• [INSTRUCTIONS FOR THE TASK]:
Find the line that contains "Type out the text in this image.". Copy it and every line after it to the end of the material below, exactly, with no pictures.

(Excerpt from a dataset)

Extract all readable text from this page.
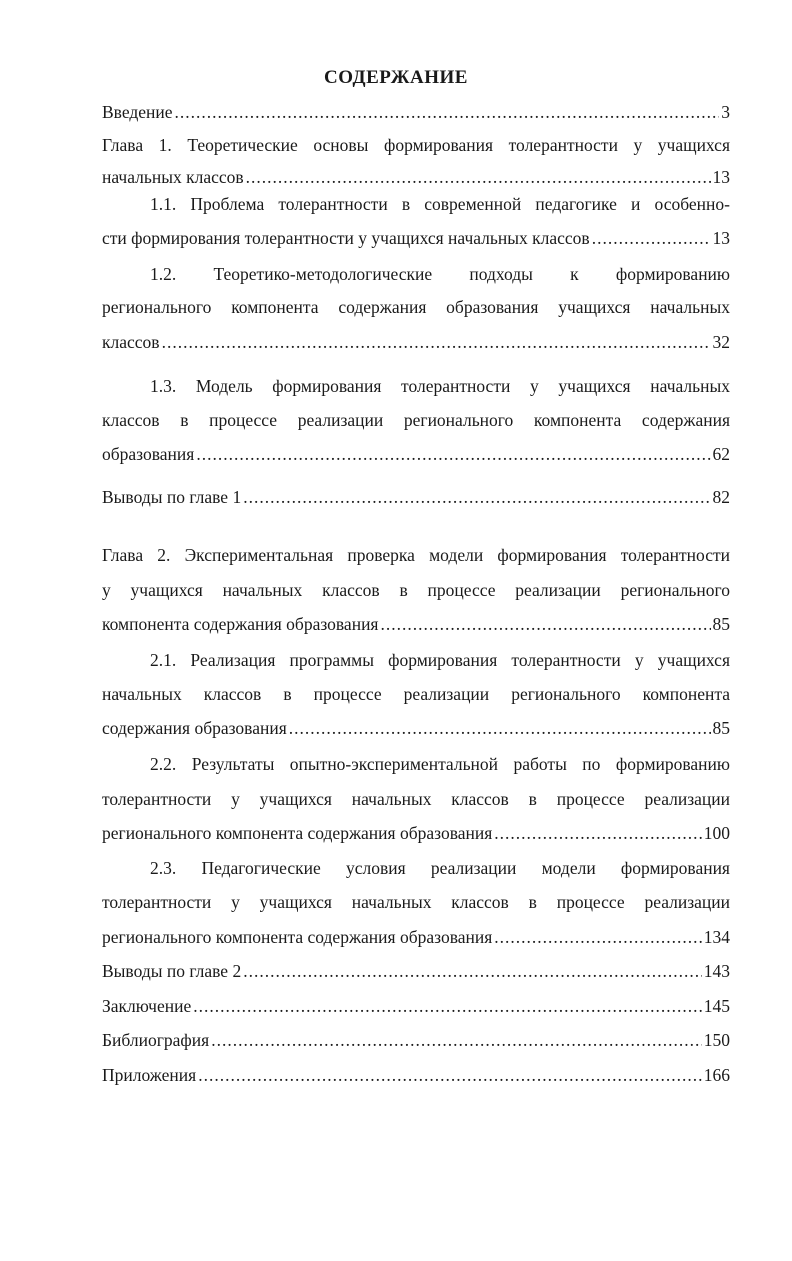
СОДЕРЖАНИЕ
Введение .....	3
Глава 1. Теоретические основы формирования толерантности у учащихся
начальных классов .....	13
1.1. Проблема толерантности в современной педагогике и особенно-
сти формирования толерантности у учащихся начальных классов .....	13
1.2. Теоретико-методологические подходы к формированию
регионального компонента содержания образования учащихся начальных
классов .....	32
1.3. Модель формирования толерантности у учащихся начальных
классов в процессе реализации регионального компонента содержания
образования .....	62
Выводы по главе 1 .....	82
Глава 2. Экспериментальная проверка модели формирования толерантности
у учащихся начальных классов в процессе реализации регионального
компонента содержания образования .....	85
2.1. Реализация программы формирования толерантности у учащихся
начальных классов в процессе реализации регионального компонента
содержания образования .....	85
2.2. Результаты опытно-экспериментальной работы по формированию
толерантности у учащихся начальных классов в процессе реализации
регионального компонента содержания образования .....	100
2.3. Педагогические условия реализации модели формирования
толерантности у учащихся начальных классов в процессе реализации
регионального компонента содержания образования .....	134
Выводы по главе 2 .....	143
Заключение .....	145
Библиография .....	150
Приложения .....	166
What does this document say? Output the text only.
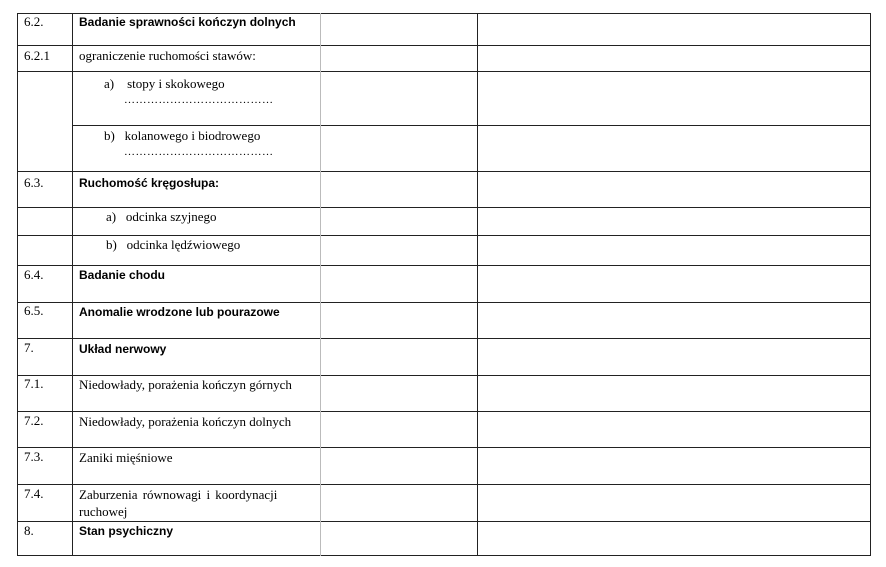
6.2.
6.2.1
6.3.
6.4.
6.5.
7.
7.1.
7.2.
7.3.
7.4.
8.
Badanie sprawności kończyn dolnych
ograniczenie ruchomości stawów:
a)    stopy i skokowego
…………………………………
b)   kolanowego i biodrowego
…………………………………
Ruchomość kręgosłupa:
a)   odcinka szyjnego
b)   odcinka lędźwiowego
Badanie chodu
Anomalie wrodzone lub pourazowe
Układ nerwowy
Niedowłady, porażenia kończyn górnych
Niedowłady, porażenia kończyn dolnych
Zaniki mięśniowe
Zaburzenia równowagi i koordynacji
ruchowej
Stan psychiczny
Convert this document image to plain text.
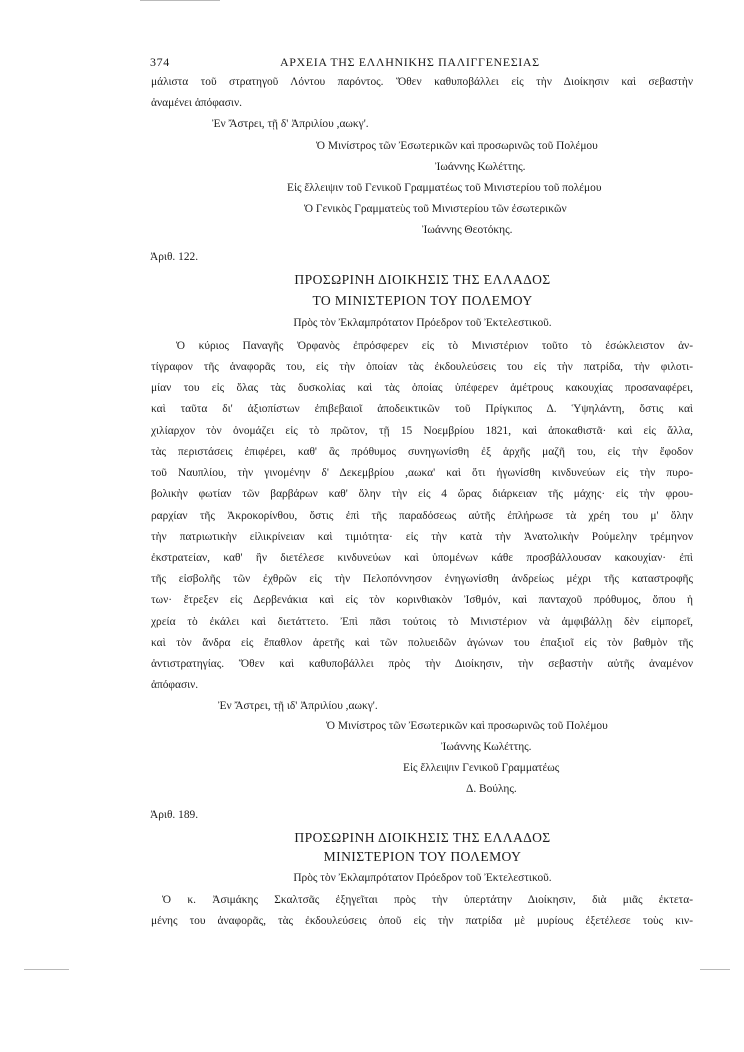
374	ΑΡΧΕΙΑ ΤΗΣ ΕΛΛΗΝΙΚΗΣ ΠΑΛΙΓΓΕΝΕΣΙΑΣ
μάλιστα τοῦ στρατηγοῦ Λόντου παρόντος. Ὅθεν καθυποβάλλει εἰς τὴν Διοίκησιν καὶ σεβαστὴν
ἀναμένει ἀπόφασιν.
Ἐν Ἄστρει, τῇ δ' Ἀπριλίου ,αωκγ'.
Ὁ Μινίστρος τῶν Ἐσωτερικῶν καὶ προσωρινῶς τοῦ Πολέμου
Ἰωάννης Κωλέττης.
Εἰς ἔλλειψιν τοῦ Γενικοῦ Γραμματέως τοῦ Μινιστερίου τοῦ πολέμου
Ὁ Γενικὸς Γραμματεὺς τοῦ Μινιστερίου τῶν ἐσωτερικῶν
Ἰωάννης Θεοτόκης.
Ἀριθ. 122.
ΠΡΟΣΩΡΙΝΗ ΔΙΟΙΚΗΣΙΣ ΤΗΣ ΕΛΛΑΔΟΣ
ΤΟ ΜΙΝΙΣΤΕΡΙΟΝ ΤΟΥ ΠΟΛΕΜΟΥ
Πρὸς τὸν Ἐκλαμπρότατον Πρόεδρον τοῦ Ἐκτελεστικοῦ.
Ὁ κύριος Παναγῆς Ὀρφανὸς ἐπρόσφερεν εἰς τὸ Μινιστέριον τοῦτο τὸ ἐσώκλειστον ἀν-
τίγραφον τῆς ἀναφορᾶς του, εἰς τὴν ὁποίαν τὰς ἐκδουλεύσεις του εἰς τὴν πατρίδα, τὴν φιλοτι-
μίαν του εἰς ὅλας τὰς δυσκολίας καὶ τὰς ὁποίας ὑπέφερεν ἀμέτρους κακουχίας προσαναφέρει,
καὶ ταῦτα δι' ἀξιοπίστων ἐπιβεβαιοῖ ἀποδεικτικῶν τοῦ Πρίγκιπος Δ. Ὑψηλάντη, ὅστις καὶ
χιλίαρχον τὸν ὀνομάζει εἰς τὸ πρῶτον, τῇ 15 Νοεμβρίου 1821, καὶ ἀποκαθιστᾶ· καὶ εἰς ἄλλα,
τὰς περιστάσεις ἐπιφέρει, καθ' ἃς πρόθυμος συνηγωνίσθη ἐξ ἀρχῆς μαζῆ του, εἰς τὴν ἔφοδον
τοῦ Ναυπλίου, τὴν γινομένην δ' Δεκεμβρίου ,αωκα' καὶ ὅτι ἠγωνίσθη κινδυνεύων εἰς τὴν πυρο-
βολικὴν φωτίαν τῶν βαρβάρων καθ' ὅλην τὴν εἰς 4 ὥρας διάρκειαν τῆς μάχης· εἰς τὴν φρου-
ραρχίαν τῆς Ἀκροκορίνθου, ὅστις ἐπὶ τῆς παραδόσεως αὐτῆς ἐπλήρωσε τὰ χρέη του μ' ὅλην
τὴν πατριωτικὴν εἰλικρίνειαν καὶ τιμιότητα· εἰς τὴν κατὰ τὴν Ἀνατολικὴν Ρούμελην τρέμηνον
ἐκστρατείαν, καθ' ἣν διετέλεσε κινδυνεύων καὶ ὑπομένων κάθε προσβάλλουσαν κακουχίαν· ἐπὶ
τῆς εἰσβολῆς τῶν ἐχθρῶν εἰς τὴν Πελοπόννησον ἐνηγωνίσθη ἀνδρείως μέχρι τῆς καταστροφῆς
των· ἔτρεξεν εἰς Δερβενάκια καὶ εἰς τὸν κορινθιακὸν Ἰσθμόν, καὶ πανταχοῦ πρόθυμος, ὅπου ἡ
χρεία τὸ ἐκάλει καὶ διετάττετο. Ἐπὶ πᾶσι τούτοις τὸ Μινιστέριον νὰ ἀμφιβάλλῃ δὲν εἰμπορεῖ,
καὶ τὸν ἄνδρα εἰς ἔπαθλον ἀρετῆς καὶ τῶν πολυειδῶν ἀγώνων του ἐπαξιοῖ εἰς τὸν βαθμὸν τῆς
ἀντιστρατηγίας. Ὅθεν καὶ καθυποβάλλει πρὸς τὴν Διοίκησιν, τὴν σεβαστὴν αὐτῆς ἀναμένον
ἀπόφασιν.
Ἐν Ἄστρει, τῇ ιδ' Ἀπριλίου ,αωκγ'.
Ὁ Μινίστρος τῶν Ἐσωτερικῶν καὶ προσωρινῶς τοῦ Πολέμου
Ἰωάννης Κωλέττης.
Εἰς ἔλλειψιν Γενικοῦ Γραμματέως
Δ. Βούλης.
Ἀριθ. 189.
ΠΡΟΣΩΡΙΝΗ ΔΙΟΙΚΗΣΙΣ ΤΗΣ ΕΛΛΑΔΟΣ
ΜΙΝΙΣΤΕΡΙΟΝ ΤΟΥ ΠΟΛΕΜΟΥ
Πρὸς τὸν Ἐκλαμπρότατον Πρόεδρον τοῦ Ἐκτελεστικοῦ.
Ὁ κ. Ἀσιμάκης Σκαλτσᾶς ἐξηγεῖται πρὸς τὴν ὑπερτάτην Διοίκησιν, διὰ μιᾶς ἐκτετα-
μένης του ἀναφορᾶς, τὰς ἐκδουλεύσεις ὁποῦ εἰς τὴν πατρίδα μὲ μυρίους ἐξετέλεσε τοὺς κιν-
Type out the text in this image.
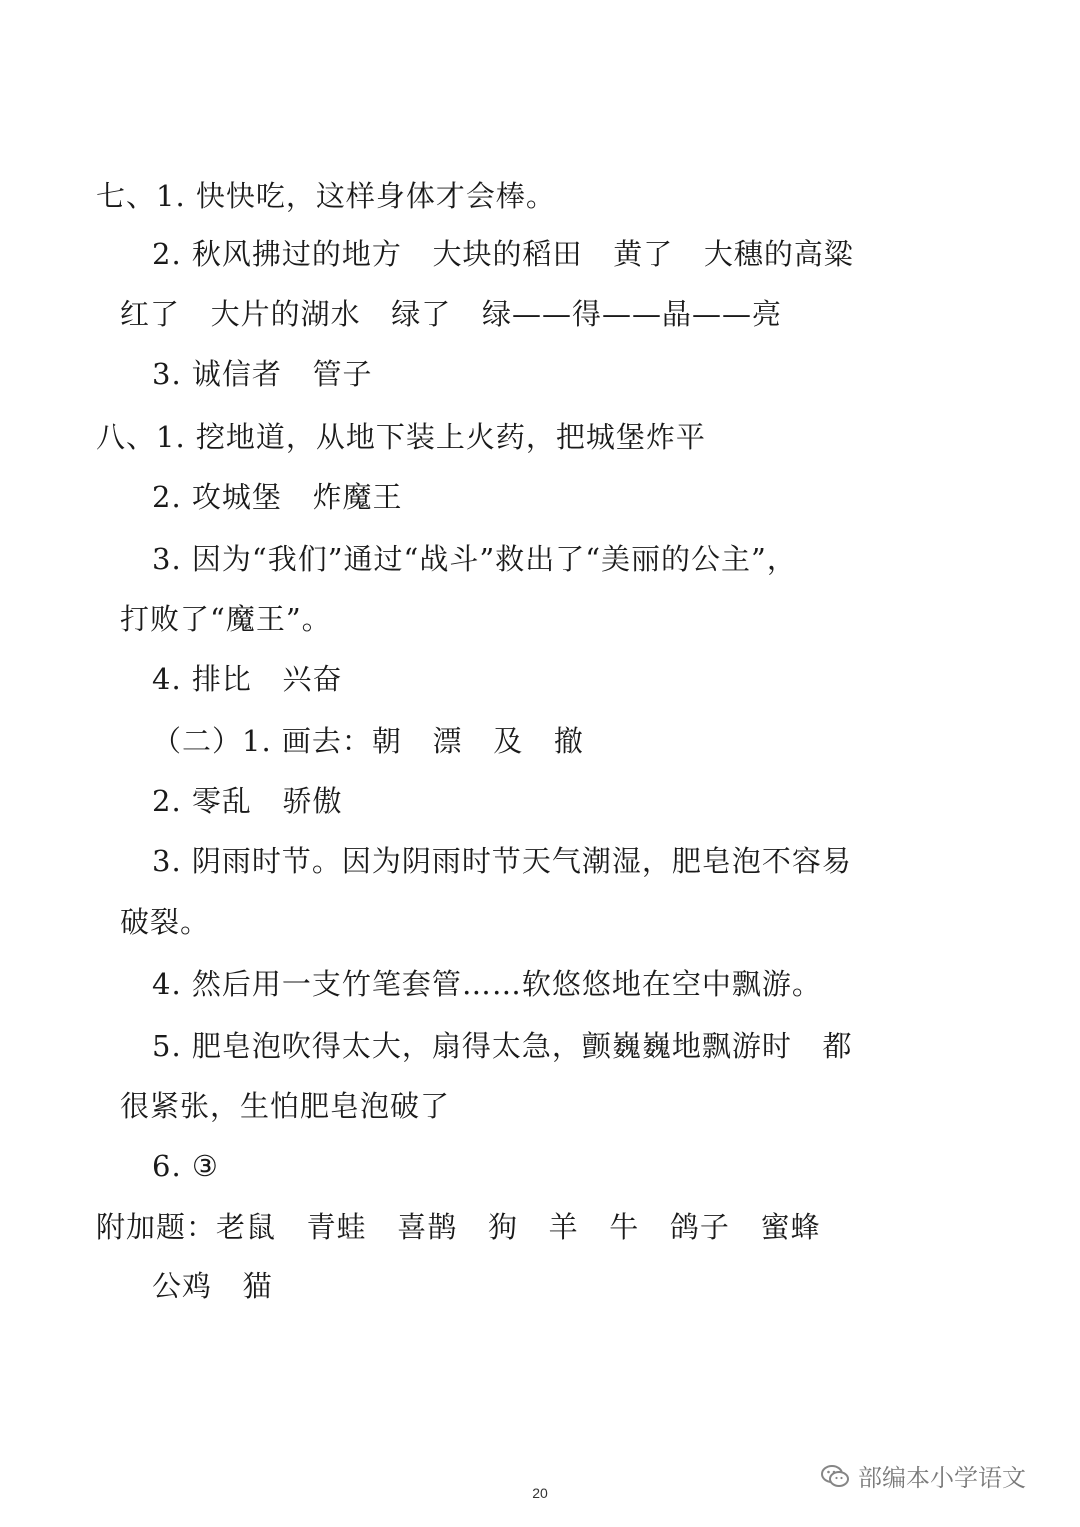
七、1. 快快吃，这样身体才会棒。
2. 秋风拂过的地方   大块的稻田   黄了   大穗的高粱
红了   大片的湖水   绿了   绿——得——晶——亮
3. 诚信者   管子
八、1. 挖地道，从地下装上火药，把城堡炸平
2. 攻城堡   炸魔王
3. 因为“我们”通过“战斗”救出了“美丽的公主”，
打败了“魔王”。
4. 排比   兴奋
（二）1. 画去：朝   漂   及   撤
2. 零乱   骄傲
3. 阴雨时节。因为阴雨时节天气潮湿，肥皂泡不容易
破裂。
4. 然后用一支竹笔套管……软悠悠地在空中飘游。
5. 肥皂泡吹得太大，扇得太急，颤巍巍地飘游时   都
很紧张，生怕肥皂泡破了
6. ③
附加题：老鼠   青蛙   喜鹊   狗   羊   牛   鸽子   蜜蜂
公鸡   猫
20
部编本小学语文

• [TASK RESPONSE]:
Type out the text in this image.
七、1. 快快吃，这样身体才会棒。
2. 秋风拂过的地方   大块的稻田   黄了   大穗的高粱
红了   大片的湖水   绿了   绿——得——晶——亮
3. 诚信者   管子
八、1. 挖地道，从地下装上火药，把城堡炸平
2. 攻城堡   炸魔王
3. 因为“我们”通过“战斗”救出了“美丽的公主”，
打败了“魔王”。
4. 排比   兴奋
（二）1. 画去：朝   漂   及   撤
2. 零乱   骄傲
3. 阴雨时节。因为阴雨时节天气潮湿，肥皂泡不容易
破裂。
4. 然后用一支竹笔套管……软悠悠地在空中飘游。
5. 肥皂泡吹得太大，扇得太急，颤巍巍地飘游时   都
很紧张，生怕肥皂泡破了
6. ③
附加题：老鼠   青蛙   喜鹊   狗   羊   牛   鸽子   蜜蜂
公鸡   猫
20
部编本小学语文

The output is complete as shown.